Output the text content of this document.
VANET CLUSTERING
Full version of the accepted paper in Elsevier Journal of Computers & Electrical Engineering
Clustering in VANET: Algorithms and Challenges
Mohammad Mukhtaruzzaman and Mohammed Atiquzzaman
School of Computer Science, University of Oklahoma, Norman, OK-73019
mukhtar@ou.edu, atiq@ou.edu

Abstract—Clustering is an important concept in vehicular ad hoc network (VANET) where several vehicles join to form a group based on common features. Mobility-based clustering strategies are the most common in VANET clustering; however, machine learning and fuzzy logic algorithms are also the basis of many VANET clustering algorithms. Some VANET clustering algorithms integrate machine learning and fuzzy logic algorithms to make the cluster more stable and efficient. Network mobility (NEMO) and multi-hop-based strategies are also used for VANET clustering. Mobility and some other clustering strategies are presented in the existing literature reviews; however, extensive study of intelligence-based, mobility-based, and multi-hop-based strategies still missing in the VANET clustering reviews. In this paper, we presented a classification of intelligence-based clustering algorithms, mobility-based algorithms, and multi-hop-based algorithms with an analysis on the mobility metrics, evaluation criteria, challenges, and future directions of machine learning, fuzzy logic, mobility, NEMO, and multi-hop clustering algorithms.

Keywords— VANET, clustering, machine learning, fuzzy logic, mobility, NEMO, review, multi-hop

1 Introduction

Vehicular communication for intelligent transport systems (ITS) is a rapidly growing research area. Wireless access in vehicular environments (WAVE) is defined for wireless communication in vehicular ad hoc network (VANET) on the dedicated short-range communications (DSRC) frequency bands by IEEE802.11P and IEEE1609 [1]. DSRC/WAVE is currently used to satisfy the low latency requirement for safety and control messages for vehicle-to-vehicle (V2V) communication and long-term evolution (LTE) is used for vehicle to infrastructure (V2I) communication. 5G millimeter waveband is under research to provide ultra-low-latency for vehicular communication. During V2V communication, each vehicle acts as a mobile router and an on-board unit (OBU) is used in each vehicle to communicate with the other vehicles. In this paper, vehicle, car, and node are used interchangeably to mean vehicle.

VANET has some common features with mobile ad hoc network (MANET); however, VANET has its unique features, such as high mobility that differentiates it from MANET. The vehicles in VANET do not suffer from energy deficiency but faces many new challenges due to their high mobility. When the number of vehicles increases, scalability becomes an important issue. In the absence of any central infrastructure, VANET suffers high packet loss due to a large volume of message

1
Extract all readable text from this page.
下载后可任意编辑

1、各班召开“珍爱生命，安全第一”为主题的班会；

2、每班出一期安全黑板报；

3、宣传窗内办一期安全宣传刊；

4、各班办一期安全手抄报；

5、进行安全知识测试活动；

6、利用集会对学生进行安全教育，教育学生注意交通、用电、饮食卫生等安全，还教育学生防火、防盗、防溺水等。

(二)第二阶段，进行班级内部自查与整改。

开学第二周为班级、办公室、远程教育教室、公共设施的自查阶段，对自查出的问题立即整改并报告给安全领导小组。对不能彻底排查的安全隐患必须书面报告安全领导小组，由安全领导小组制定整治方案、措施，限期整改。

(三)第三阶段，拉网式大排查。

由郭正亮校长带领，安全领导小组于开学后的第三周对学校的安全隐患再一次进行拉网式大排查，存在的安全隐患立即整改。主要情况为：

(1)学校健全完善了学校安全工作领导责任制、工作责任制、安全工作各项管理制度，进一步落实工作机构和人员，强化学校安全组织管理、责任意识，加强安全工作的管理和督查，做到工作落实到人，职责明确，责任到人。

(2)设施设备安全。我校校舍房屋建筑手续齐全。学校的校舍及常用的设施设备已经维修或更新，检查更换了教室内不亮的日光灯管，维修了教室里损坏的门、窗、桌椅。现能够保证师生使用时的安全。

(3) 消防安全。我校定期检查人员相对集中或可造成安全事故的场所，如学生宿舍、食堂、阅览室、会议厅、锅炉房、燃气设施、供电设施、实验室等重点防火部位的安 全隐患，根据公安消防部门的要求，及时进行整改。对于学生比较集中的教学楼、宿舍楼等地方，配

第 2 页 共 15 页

○ ○ ○ ○ ○ ○ ○

◆ Instructions to follow ◆
Pull out every line above that holds the word "from".

◆ Solution for this task ◆
VANET has some common features with mobile ad hoc network (MANET); however, VANET has its unique features, such as high mobility that differentiates it from MANET. The vehicles in VANET do not suffer from energy deficiency but faces many new challenges due to their high mobility. When the number of vehicles increases, scalability becomes an important issue. In the absence of any central infrastructure, VANET suffers high packet loss due to a large volume of message
Extract all readable text from this page.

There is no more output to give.